[YOUR OBJECTIVE]:
Pull every line containing the word "label" from the records.

[Saved data entries]:
--- Begin ---

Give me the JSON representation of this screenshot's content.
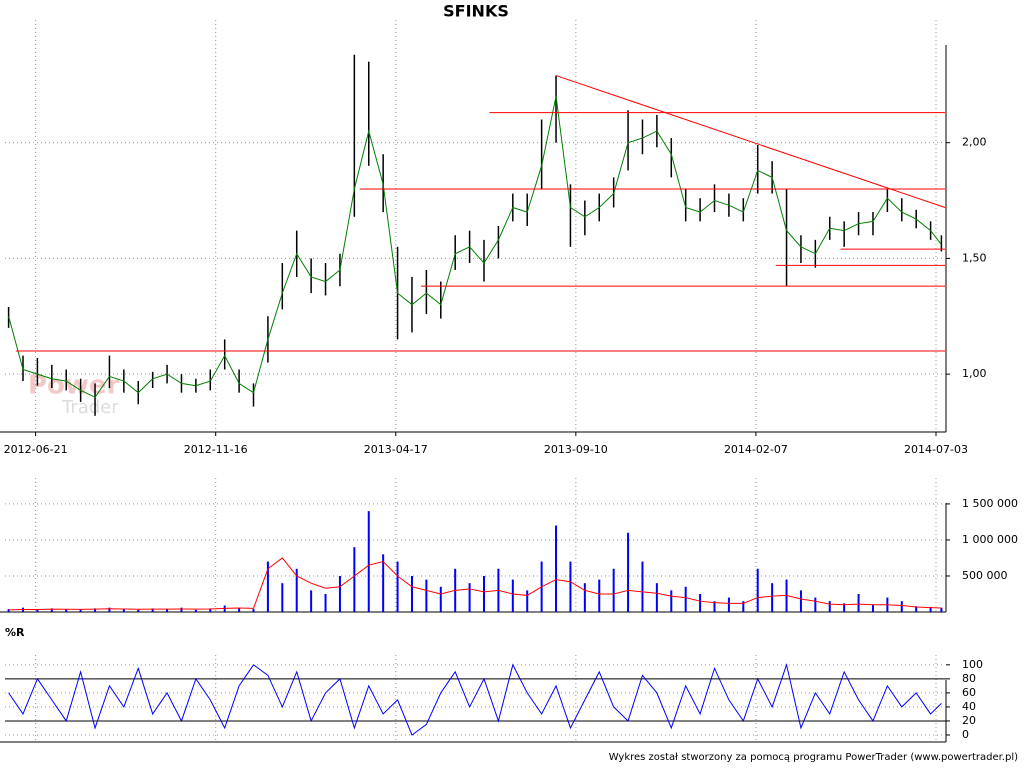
{
  "footer": "Wykres został stworzony za pomocą programu PowerTrader (www.powertrader.pl)",
  "chart_data": [
    {
      "type": "ohlc",
      "title": "SFINKS",
      "watermark": [
        "Power",
        "Trader"
      ],
      "x": [
        2,
        10,
        18,
        26,
        34,
        42,
        50,
        58,
        66,
        74,
        82,
        90,
        98,
        106,
        114,
        122,
        130,
        138,
        146,
        154,
        162,
        170,
        178,
        186,
        194,
        202,
        210,
        218,
        226,
        234,
        242,
        250,
        258,
        266,
        274,
        282,
        290,
        298,
        306,
        314,
        322,
        330,
        338,
        346,
        354,
        362,
        370,
        378,
        386,
        394,
        402,
        410,
        418,
        426,
        434,
        442,
        450,
        458,
        466,
        474,
        482,
        490,
        498,
        506,
        514,
        520
      ],
      "high": [
        1.29,
        1.08,
        1.07,
        1.04,
        1.02,
        0.98,
        0.96,
        1.08,
        1.02,
        0.97,
        1.01,
        1.04,
        1.0,
        0.98,
        1.02,
        1.15,
        1.02,
        0.96,
        1.25,
        1.48,
        1.62,
        1.5,
        1.48,
        1.52,
        2.38,
        2.35,
        1.95,
        1.55,
        1.42,
        1.45,
        1.4,
        1.6,
        1.62,
        1.58,
        1.64,
        1.78,
        1.78,
        2.1,
        2.29,
        1.82,
        1.75,
        1.78,
        1.85,
        2.14,
        2.1,
        2.12,
        2.02,
        1.8,
        1.76,
        1.82,
        1.78,
        1.76,
        1.99,
        1.92,
        1.8,
        1.6,
        1.58,
        1.68,
        1.66,
        1.7,
        1.7,
        1.8,
        1.76,
        1.71,
        1.66,
        1.6
      ],
      "low": [
        1.2,
        0.97,
        0.95,
        0.94,
        0.93,
        0.88,
        0.82,
        0.94,
        0.92,
        0.87,
        0.94,
        0.96,
        0.92,
        0.92,
        0.93,
        1.02,
        0.92,
        0.86,
        1.05,
        1.28,
        1.42,
        1.35,
        1.34,
        1.38,
        1.68,
        1.9,
        1.7,
        1.15,
        1.18,
        1.26,
        1.24,
        1.45,
        1.48,
        1.4,
        1.5,
        1.66,
        1.64,
        1.8,
        2.0,
        1.55,
        1.6,
        1.66,
        1.72,
        1.88,
        1.95,
        1.98,
        1.85,
        1.66,
        1.66,
        1.7,
        1.68,
        1.66,
        1.78,
        1.78,
        1.38,
        1.48,
        1.46,
        1.58,
        1.55,
        1.6,
        1.6,
        1.7,
        1.66,
        1.63,
        1.58,
        1.53
      ],
      "close": [
        1.25,
        1.02,
        1.0,
        0.98,
        0.97,
        0.93,
        0.9,
        0.99,
        0.97,
        0.92,
        0.98,
        1.0,
        0.96,
        0.95,
        0.97,
        1.08,
        0.96,
        0.92,
        1.15,
        1.35,
        1.52,
        1.42,
        1.4,
        1.45,
        1.8,
        2.05,
        1.82,
        1.35,
        1.3,
        1.35,
        1.3,
        1.52,
        1.55,
        1.48,
        1.58,
        1.72,
        1.7,
        1.9,
        2.2,
        1.72,
        1.68,
        1.72,
        1.78,
        2.0,
        2.02,
        2.05,
        1.95,
        1.72,
        1.7,
        1.75,
        1.73,
        1.7,
        1.88,
        1.85,
        1.62,
        1.55,
        1.52,
        1.63,
        1.62,
        1.65,
        1.66,
        1.76,
        1.7,
        1.67,
        1.62,
        1.56
      ],
      "bar_color": "#000000",
      "close_color": "#008000",
      "lines": [
        {
          "x": [
            269,
            522
          ],
          "y": [
            2.13,
            2.13
          ]
        },
        {
          "x": [
            306,
            522
          ],
          "y": [
            2.29,
            1.72
          ]
        },
        {
          "x": [
            197,
            522
          ],
          "y": [
            1.8,
            1.8
          ]
        },
        {
          "x": [
            464,
            522
          ],
          "y": [
            1.54,
            1.54
          ]
        },
        {
          "x": [
            428,
            522
          ],
          "y": [
            1.47,
            1.47
          ]
        },
        {
          "x": [
            231,
            522
          ],
          "y": [
            1.38,
            1.38
          ]
        },
        {
          "x": [
            6,
            522
          ],
          "y": [
            1.1,
            1.1
          ]
        }
      ],
      "line_color": "#ff0000",
      "xlim": [
        0,
        522
      ],
      "xticks": [
        {
          "value": 17,
          "label": "2012-06-21"
        },
        {
          "value": 117,
          "label": "2012-11-16"
        },
        {
          "value": 217,
          "label": "2013-04-17"
        },
        {
          "value": 317,
          "label": "2013-09-10"
        },
        {
          "value": 417,
          "label": "2014-02-07"
        },
        {
          "value": 517,
          "label": "2014-07-03"
        }
      ],
      "ylim": [
        0.75,
        2.53
      ],
      "yticks": [
        {
          "value": 1,
          "label": "1,00"
        },
        {
          "value": 1.5,
          "label": "1,50"
        },
        {
          "value": 2,
          "label": "2,00"
        }
      ],
      "grid": true
    },
    {
      "type": "bar",
      "x": [
        2,
        10,
        18,
        26,
        34,
        42,
        50,
        58,
        66,
        74,
        82,
        90,
        98,
        106,
        114,
        122,
        130,
        138,
        146,
        154,
        162,
        170,
        178,
        186,
        194,
        202,
        210,
        218,
        226,
        234,
        242,
        250,
        258,
        266,
        274,
        282,
        290,
        298,
        306,
        314,
        322,
        330,
        338,
        346,
        354,
        362,
        370,
        378,
        386,
        394,
        402,
        410,
        418,
        426,
        434,
        442,
        450,
        458,
        466,
        474,
        482,
        490,
        498,
        506,
        514,
        520
      ],
      "values": [
        40000,
        60000,
        30000,
        50000,
        40000,
        30000,
        50000,
        60000,
        40000,
        30000,
        50000,
        40000,
        60000,
        30000,
        50000,
        90000,
        60000,
        40000,
        700000,
        400000,
        600000,
        300000,
        250000,
        500000,
        900000,
        1400000,
        800000,
        700000,
        500000,
        450000,
        350000,
        600000,
        400000,
        500000,
        600000,
        450000,
        300000,
        700000,
        1200000,
        700000,
        400000,
        450000,
        600000,
        1100000,
        700000,
        400000,
        300000,
        350000,
        250000,
        150000,
        200000,
        150000,
        600000,
        400000,
        450000,
        300000,
        200000,
        150000,
        120000,
        250000,
        100000,
        200000,
        150000,
        80000,
        70000,
        60000
      ],
      "color": "#0000ff",
      "avg_values": [
        30000,
        35000,
        35000,
        40000,
        38000,
        36000,
        40000,
        45000,
        42000,
        38000,
        40000,
        40000,
        42000,
        40000,
        42000,
        50000,
        55000,
        50000,
        600000,
        750000,
        500000,
        400000,
        330000,
        350000,
        500000,
        650000,
        700000,
        500000,
        350000,
        300000,
        250000,
        300000,
        320000,
        280000,
        300000,
        250000,
        230000,
        350000,
        450000,
        420000,
        300000,
        250000,
        250000,
        300000,
        280000,
        260000,
        220000,
        200000,
        150000,
        130000,
        120000,
        120000,
        200000,
        220000,
        230000,
        180000,
        150000,
        110000,
        100000,
        110000,
        100000,
        100000,
        90000,
        70000,
        60000,
        55000
      ],
      "avg_color": "#ff0000",
      "xlim": [
        0,
        522
      ],
      "ylim": [
        0,
        1860000
      ],
      "yticks": [
        {
          "value": 500000,
          "label": "500 000"
        },
        {
          "value": 1000000,
          "label": "1 000 000"
        },
        {
          "value": 1500000,
          "label": "1 500 000"
        }
      ],
      "grid": true
    },
    {
      "type": "line",
      "title": "%R",
      "x": [
        2,
        10,
        18,
        26,
        34,
        42,
        50,
        58,
        66,
        74,
        82,
        90,
        98,
        106,
        114,
        122,
        130,
        138,
        146,
        154,
        162,
        170,
        178,
        186,
        194,
        202,
        210,
        218,
        226,
        234,
        242,
        250,
        258,
        266,
        274,
        282,
        290,
        298,
        306,
        314,
        322,
        330,
        338,
        346,
        354,
        362,
        370,
        378,
        386,
        394,
        402,
        410,
        418,
        426,
        434,
        442,
        450,
        458,
        466,
        474,
        482,
        490,
        498,
        506,
        514,
        520
      ],
      "values": [
        60,
        30,
        80,
        50,
        20,
        90,
        10,
        70,
        40,
        95,
        30,
        60,
        20,
        80,
        50,
        10,
        70,
        100,
        85,
        40,
        90,
        20,
        60,
        80,
        10,
        70,
        30,
        50,
        0,
        15,
        60,
        90,
        40,
        80,
        20,
        100,
        60,
        30,
        70,
        10,
        50,
        90,
        40,
        20,
        85,
        60,
        10,
        70,
        30,
        95,
        50,
        20,
        80,
        40,
        100,
        10,
        60,
        30,
        90,
        50,
        20,
        70,
        40,
        60,
        30,
        45
      ],
      "color": "#0000ff",
      "levels": [
        20,
        80
      ],
      "xlim": [
        0,
        522
      ],
      "ylim": [
        -10,
        114
      ],
      "yticks": [
        0,
        20,
        40,
        60,
        80,
        100
      ],
      "grid": true
    }
  ]
}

--- End ---

[RESULT]:
          "label": "2012-06-21"
          "label": "2012-11-16"
          "label": "2013-04-17"
          "label": "2013-09-10"
          "label": "2014-02-07"
          "label": "2014-07-03"
          "label": "1,00"
          "label": "1,50"
          "label": "2,00"
          "label": "500 000"
          "label": "1 000 000"
          "label": "1 500 000"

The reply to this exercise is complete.